Data for the task:
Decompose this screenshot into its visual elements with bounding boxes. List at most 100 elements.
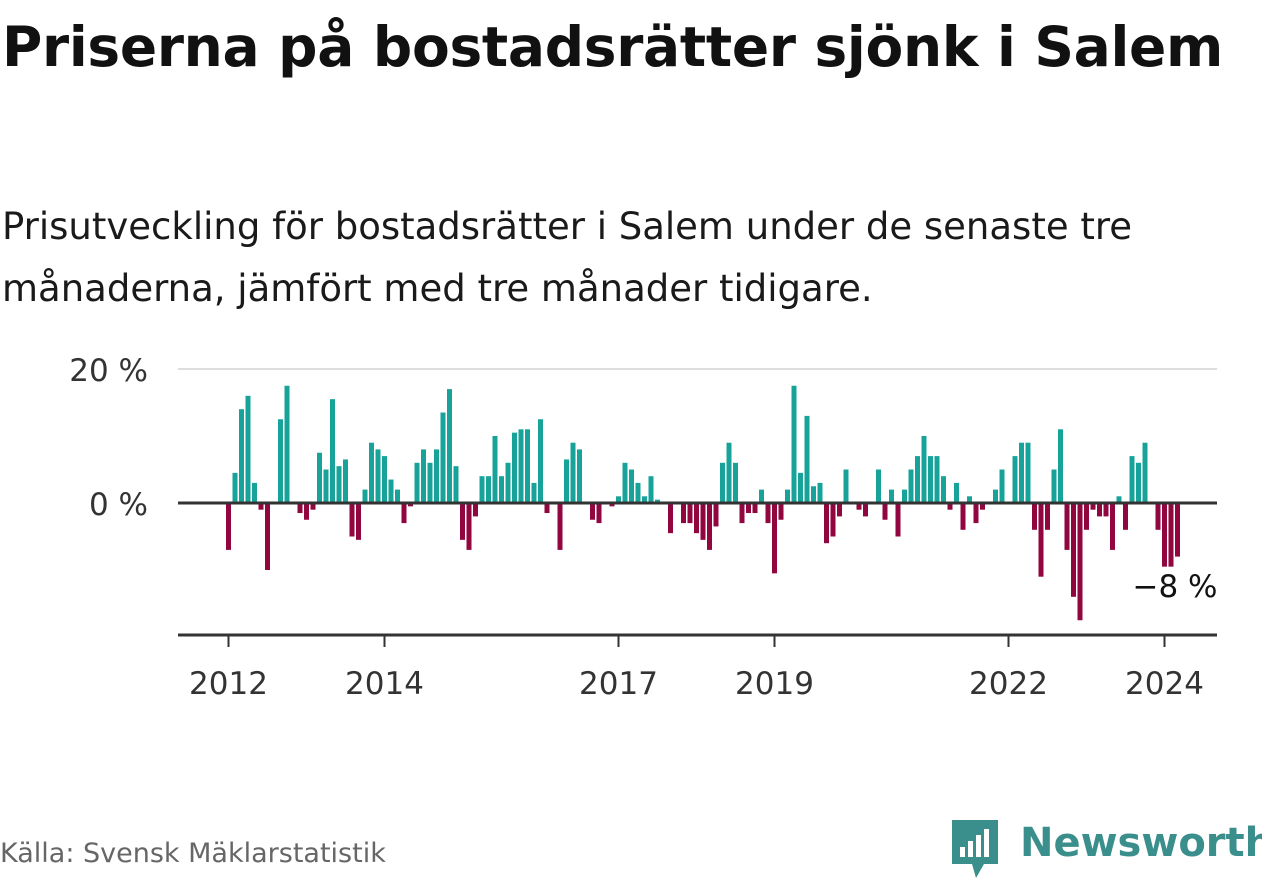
bar [479,476,485,503]
bar [349,503,355,537]
bar [1064,503,1070,550]
bar [694,503,699,534]
bar [297,503,303,514]
bar [759,489,764,503]
x-tick-label: 2017 [579,666,658,700]
bar [570,442,576,503]
bar [915,456,920,503]
bar [1142,442,1148,503]
bar [752,503,758,514]
bar [811,486,816,503]
bar [700,503,706,540]
x-tick-label: 2014 [345,666,424,700]
bar [596,503,602,524]
bar [993,489,998,503]
bar [356,503,361,540]
bar [284,385,290,503]
bar [239,409,244,503]
bar [1175,503,1180,557]
bar [921,436,927,503]
bar [1123,503,1128,530]
bar [1051,469,1057,503]
bar [492,436,498,503]
bar [252,482,257,503]
bar [947,503,953,510]
bar [1045,503,1050,530]
bar [616,496,621,503]
newsworthy-logo-text: Newsworthy [1020,820,1262,866]
bar [1077,503,1083,621]
bar [395,489,400,503]
end-value-label: −8 % [1132,569,1217,605]
bar [258,503,264,510]
bar [1090,503,1096,510]
bar [973,503,979,524]
bar [505,462,511,503]
bar [648,476,654,503]
bar [447,389,452,503]
bar [362,489,368,503]
bar [889,489,894,503]
bar-chart: 0 % 20 % 2012 2014 2017 2019 2022 2024 −8 % [69,353,1217,700]
bar [382,456,387,503]
bar [1162,503,1167,567]
bar [577,449,582,503]
bar [265,503,270,570]
bar [655,499,660,503]
bar [544,503,550,514]
x-tick-label: 2012 [189,666,268,700]
bar [310,503,316,510]
bar [713,503,719,527]
bar [707,503,712,550]
bar [518,429,524,503]
newsworthy-logo-icon [952,820,998,878]
bar [1097,503,1102,517]
x-tick-label: 2019 [735,666,814,700]
bar [375,449,381,503]
bar [1012,456,1018,503]
bar [778,503,784,520]
bar [323,469,329,503]
bar [453,466,459,503]
bar [804,415,810,503]
bar [739,503,745,524]
bar [908,469,914,503]
bar [928,456,933,503]
bar [401,503,407,524]
bar [512,432,517,503]
bar [557,503,563,550]
chart-title: Priserna på bostadsrätter sjönk i Salem [2,15,1224,79]
bar [317,452,322,503]
bar [635,482,641,503]
bar [531,482,537,503]
bar [765,503,771,524]
bar [1058,429,1063,503]
bar [843,469,849,503]
bar [473,503,478,517]
bar [1110,503,1115,550]
bar [934,456,940,503]
bar [772,503,777,574]
bar [863,503,868,517]
bar [414,462,420,503]
bar [434,449,439,503]
bar [837,503,842,517]
y-tick-label: 0 % [89,487,148,523]
bar [791,385,797,503]
bar [499,476,504,503]
bar [278,419,283,503]
bar [720,462,725,503]
bar [668,503,673,534]
bar [817,482,823,503]
bar [746,503,751,514]
bar [629,469,634,503]
bar [1129,456,1135,503]
newsworthy-logo: Newsworthy [950,818,1262,878]
bar [1116,496,1122,503]
bar [1038,503,1044,577]
bar [1032,503,1037,530]
bar [681,503,686,524]
bar [304,503,309,520]
bar [408,503,413,507]
bar [1168,503,1174,567]
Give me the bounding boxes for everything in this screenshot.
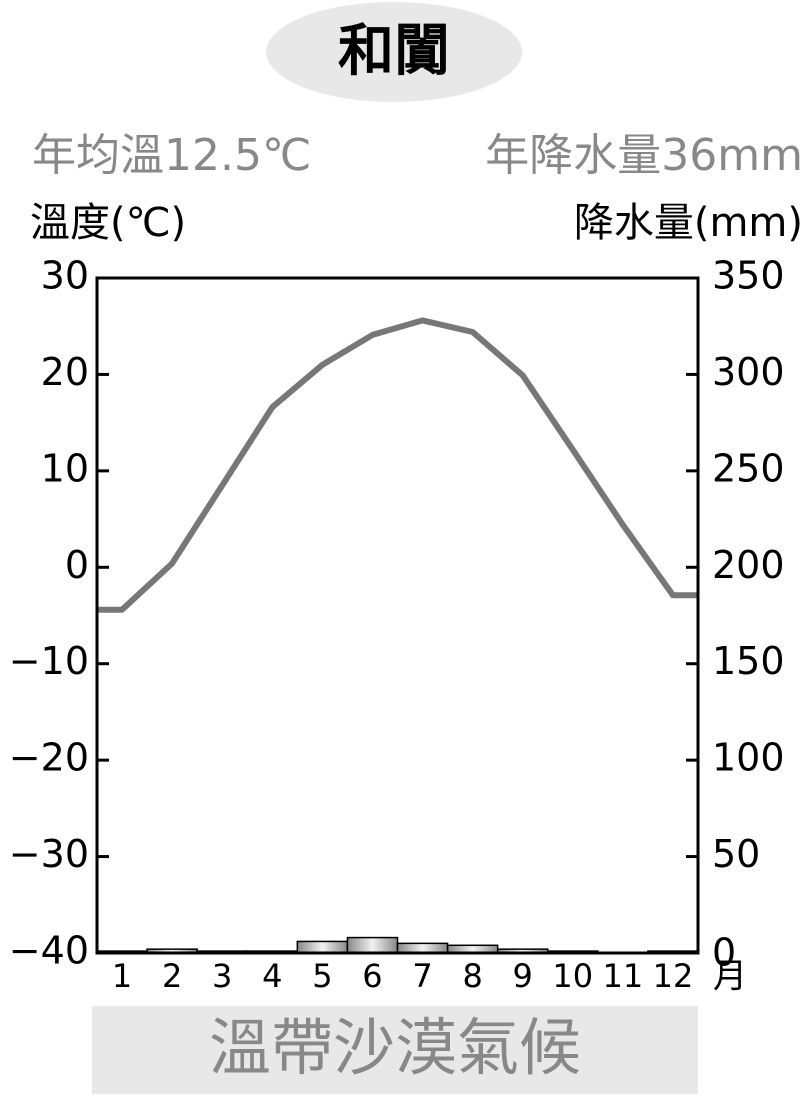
y-tick-label: −20 xyxy=(9,736,89,780)
bar xyxy=(346,936,399,954)
x-unit: 月 xyxy=(713,957,747,997)
temperature-line xyxy=(97,317,698,613)
bar xyxy=(296,940,349,954)
y-tick-label: 0 xyxy=(65,543,89,587)
x-tick-label: 1 xyxy=(112,957,132,995)
x-tick-label: 12 xyxy=(653,957,694,995)
y2-tick-label: 100 xyxy=(712,736,785,780)
y2-tick-label: 150 xyxy=(712,639,785,683)
y-tick-label: 10 xyxy=(41,446,89,490)
x-tick-label: 5 xyxy=(312,957,332,995)
annotation: 年均溫12.5℃ xyxy=(32,130,311,181)
title-bg xyxy=(266,2,522,102)
footer-bg xyxy=(92,1006,698,1094)
x-tick-label: 7 xyxy=(412,957,432,995)
y-tick-label: −10 xyxy=(9,639,89,683)
plot-frame xyxy=(95,276,700,955)
y-tick-label: 30 xyxy=(41,254,89,298)
y-axis-label: 溫度(℃) xyxy=(30,200,186,246)
y-tick-label: −30 xyxy=(9,832,89,876)
footer: 溫帶沙漠氣候 xyxy=(209,1011,581,1084)
y2-tick-label: 300 xyxy=(712,350,785,394)
x-tick-label: 10 xyxy=(552,957,593,995)
x-tick-label: 3 xyxy=(212,957,232,995)
x-tick-label: 2 xyxy=(162,957,182,995)
chart-title: 和闐 xyxy=(338,19,450,84)
y2-tick-label: 250 xyxy=(712,446,785,490)
y2-tick-label: 350 xyxy=(712,254,785,298)
x-tick-label: 4 xyxy=(262,957,282,995)
x-tick-label: 11 xyxy=(603,957,644,995)
x-tick-label: 8 xyxy=(462,957,482,995)
y2-axis-label: 降水量(mm) xyxy=(574,200,803,246)
y2-tick-label: 200 xyxy=(712,543,785,587)
x-tick-label: 6 xyxy=(362,957,382,995)
x-tick-label: 9 xyxy=(513,957,533,995)
y-tick-label: −40 xyxy=(9,929,89,973)
annotation: 年降水量36mm xyxy=(485,130,803,181)
y-tick-label: 20 xyxy=(41,350,89,394)
y2-tick-label: 0 xyxy=(712,931,736,975)
temperature-line-data xyxy=(122,320,673,609)
y2-tick-label: 50 xyxy=(712,832,760,876)
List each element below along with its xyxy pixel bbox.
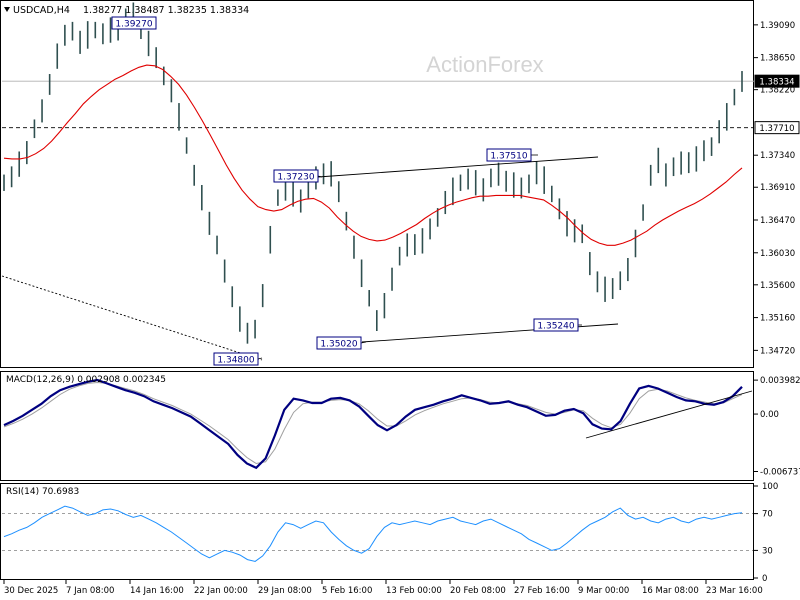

Brief: Rewrite all of the data above with "x-tick-label" replaced by "x-axis-tick" wherever it occurs, changing nothing else, and omit the pictures.

Written answer:
Decompose this screenshot into its visual elements with bounding boxes. List at most 100 elements.
bar [479,476,485,503]
bar [349,503,355,537]
bar [1064,503,1070,550]
bar [694,503,699,534]
bar [297,503,303,514]
bar [759,489,764,503]
x-axis-tick: 2017 [579,666,658,700]
bar [570,442,576,503]
bar [915,456,920,503]
bar [1142,442,1148,503]
bar [752,503,758,514]
bar [811,486,816,503]
bar [700,503,706,540]
x-axis-tick: 2014 [345,666,424,700]
bar [596,503,602,524]
bar [993,489,998,503]
bar [356,503,361,540]
bar [284,385,290,503]
bar [239,409,244,503]
bar [1175,503,1180,557]
bar [921,436,927,503]
bar [1123,503,1128,530]
bar [1051,469,1057,503]
bar [492,436,498,503]
bar [252,482,257,503]
bar [947,503,953,510]
bar [1045,503,1050,530]
bar [616,496,621,503]
newsworthy-logo-text: Newsworthy [1020,820,1262,866]
bar [1077,503,1083,621]
bar [395,489,400,503]
end-value-label: −8 % [1132,569,1217,605]
bar [258,503,264,510]
bar [1090,503,1096,510]
bar [973,503,979,524]
bar [505,462,511,503]
bar [648,476,654,503]
bar [447,389,452,503]
bar [362,489,368,503]
bar [889,489,894,503]
bar-chart: 0 % 20 % 2012 2014 2017 2019 2022 2024 −8 % [69,353,1217,700]
bar [382,456,387,503]
bar [1162,503,1167,567]
bar [577,449,582,503]
bar [265,503,270,570]
bar [655,499,660,503]
bar [544,503,550,514]
x-axis-tick: 2012 [189,666,268,700]
bar [310,503,316,510]
bar [713,503,719,527]
bar [707,503,712,550]
bar [518,429,524,503]
newsworthy-logo-icon [952,820,998,878]
bar [1097,503,1102,517]
x-axis-tick: 2019 [735,666,814,700]
bar [375,449,381,503]
bar [1012,456,1018,503]
bar [778,503,784,520]
bar [323,469,329,503]
bar [453,466,459,503]
bar [804,415,810,503]
bar [739,503,745,524]
bar [908,469,914,503]
bar [928,456,933,503]
bar [401,503,407,524]
bar [512,432,517,503]
bar [557,503,563,550]
chart-title: Priserna på bostadsrätter sjönk i Salem [2,15,1224,79]
bar [317,452,322,503]
bar [635,482,641,503]
bar [531,482,537,503]
bar [765,503,771,524]
bar [1058,429,1063,503]
bar [843,469,849,503]
bar [473,503,478,517]
bar [1110,503,1115,550]
bar [934,456,940,503]
bar [772,503,777,574]
bar [863,503,868,517]
bar [414,462,420,503]
bar [434,449,439,503]
bar [837,503,842,517]
y-tick-label: 0 % [89,487,148,523]
bar [791,385,797,503]
bar [499,476,504,503]
bar [278,419,283,503]
bar [720,462,725,503]
bar [668,503,673,534]
bar [817,482,823,503]
bar [746,503,751,514]
bar [629,469,634,503]
bar [1129,456,1135,503]
newsworthy-logo: Newsworthy [950,818,1262,878]
bar [1116,496,1122,503]
bar [1038,503,1044,577]
bar [1032,503,1037,530]
bar [681,503,686,524]
bar [304,503,309,520]
bar [408,503,413,507]
bar [1168,503,1174,567]
Give me the bounding boxes for everything in this screenshot.
y-tick-label: −20 xyxy=(9,736,89,780)
bar xyxy=(346,936,399,954)
x-unit: 月 xyxy=(713,957,747,997)
temperature-line xyxy=(97,317,698,613)
bar xyxy=(296,940,349,954)
y-tick-label: 0 xyxy=(65,543,89,587)
x-axis-tick: 1 xyxy=(112,957,132,995)
x-axis-tick: 12 xyxy=(653,957,694,995)
y2-tick-label: 100 xyxy=(712,736,785,780)
y2-tick-label: 150 xyxy=(712,639,785,683)
y-tick-label: 10 xyxy=(41,446,89,490)
x-axis-tick: 5 xyxy=(312,957,332,995)
annotation: 年均溫12.5℃ xyxy=(32,130,311,181)
title-bg xyxy=(266,2,522,102)
footer-bg xyxy=(92,1006,698,1094)
x-axis-tick: 7 xyxy=(412,957,432,995)
y-tick-label: −10 xyxy=(9,639,89,683)
plot-frame xyxy=(95,276,700,955)
y-tick-label: 30 xyxy=(41,254,89,298)
y-axis-label: 溫度(℃) xyxy=(30,200,186,246)
y-tick-label: −30 xyxy=(9,832,89,876)
footer: 溫帶沙漠氣候 xyxy=(209,1011,581,1084)
y2-tick-label: 300 xyxy=(712,350,785,394)
x-axis-tick: 10 xyxy=(552,957,593,995)
x-axis-tick: 3 xyxy=(212,957,232,995)
x-axis-tick: 2 xyxy=(162,957,182,995)
chart-title: 和闐 xyxy=(338,19,450,84)
y2-tick-label: 250 xyxy=(712,446,785,490)
y2-tick-label: 350 xyxy=(712,254,785,298)
x-axis-tick: 4 xyxy=(262,957,282,995)
x-axis-tick: 11 xyxy=(603,957,644,995)
x-axis-tick: 8 xyxy=(462,957,482,995)
y2-axis-label: 降水量(mm) xyxy=(574,200,803,246)
y2-tick-label: 200 xyxy=(712,543,785,587)
x-axis-tick: 6 xyxy=(362,957,382,995)
x-axis-tick: 9 xyxy=(513,957,533,995)
y-tick-label: −40 xyxy=(9,929,89,973)
annotation: 年降水量36mm xyxy=(485,130,803,181)
y-tick-label: 20 xyxy=(41,350,89,394)
y2-tick-label: 0 xyxy=(712,931,736,975)
temperature-line-data xyxy=(122,320,673,609)
y2-tick-label: 50 xyxy=(712,832,760,876)
List each element below along with its xyxy pixel bbox.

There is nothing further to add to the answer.